===== DOCUMENT SECTION

I get woken up to an alert about read capacity on one of my DynamoDB tables. Here is the error being logged.
ProvisionedThroughputExceededException: The level of configured provisioned throughput for the table was exceeded. Consider increasing your provisioning level with the UpdateTable API.
When I load my CloudWatch graphs, and it appears I’m well below capacity.
These graphs show consumed capacity (blue on the left) well below provisioned capacity (red on the left), while our throttled requests spike for a bit then go down.
Our first thought is that DynamoDB is doing something wrong. Maybe it had an issue at that time. Before I go on, try to think and see if you can brainstorm what the issue was.
DynamoDB partitions items across a cluster. If you reserve capacity, you’re reserving capacity for the entire cluster assuming uniform distribution of reads. For example, if you want a capacity of 20,000 reads per second and the cluster happens to exist on 10 nodes, you could expect around 2,000 reads per second on a single node.
In our case, we had a single item that happened to be hot. This hot item caused a large amount of traffic on a single DynamoDB node which caused us to get throttled. This case was rare enough that we resolved it with a special case cache in situations with increased use.
AWS has a support ticket specifically about this issue. You can currently expect a maximum of 3,000 read units per partition. The lesson here is if you are throttled well below your reserved capacity, double-check your request distribution to ensure it’s uniform.

==========

THE TASK: Can you set down the passage of the DynamoDB throttling post from "When I load" up to and including "the issue was.", word for word?

===== RECORDS SUPPLIED

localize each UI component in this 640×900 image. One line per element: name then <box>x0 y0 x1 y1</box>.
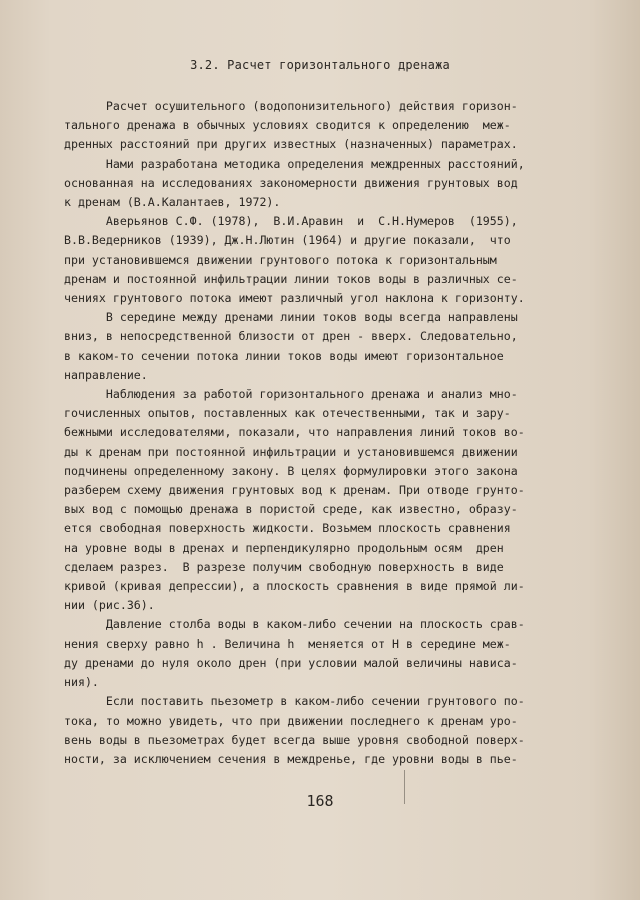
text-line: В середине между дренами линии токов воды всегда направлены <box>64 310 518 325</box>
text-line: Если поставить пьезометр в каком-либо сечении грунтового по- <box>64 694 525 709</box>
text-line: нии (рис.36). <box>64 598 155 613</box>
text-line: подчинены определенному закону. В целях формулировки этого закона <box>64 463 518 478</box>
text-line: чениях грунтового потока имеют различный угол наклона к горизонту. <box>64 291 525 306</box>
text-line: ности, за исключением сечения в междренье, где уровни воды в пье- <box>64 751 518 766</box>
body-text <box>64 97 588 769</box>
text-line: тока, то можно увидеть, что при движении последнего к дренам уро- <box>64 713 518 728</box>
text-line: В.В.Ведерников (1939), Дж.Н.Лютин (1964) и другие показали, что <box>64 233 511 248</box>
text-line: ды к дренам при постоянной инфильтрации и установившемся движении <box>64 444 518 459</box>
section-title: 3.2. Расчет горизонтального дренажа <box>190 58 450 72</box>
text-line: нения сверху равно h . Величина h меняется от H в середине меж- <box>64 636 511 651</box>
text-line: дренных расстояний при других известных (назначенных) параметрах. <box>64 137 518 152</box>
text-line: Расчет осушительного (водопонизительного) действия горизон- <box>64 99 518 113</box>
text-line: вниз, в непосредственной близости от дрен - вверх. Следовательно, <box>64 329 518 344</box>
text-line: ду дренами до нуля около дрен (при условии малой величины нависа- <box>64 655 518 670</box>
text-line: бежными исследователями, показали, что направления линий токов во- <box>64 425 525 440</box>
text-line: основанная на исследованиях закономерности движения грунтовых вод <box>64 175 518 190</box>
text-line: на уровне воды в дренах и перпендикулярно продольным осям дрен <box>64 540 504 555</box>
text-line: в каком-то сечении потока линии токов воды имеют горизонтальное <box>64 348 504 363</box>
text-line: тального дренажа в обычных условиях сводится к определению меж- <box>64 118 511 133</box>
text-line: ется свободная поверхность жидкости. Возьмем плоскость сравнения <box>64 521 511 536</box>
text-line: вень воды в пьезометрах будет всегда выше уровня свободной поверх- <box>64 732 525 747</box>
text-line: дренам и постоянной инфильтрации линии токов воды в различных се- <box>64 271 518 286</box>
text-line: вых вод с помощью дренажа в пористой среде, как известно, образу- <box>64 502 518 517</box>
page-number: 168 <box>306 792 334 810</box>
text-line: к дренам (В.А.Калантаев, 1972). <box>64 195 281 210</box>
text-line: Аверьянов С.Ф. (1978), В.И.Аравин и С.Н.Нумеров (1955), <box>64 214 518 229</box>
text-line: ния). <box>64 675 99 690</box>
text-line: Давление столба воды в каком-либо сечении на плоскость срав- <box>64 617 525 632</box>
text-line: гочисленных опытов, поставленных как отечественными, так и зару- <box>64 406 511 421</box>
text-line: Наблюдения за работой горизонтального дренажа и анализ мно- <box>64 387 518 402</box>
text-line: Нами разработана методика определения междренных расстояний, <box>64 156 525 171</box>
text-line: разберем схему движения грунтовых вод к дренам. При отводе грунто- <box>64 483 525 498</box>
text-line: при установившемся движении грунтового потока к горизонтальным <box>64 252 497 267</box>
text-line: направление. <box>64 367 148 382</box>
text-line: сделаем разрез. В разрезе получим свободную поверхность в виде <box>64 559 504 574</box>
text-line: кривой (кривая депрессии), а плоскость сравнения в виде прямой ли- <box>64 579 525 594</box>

==========

ANSWER TO THIS TASK:
When I load my CloudWatch graphs, and it appears I’m well below capacity.
These graphs show consumed capacity (blue on the left) well below provisioned capacity (red on the left), while our throttled requests spike for a bit then go down.
Our first thought is that DynamoDB is doing something wrong. Maybe it had an issue at that time. Before I go on, try to think and see if you can brainstorm what the issue was.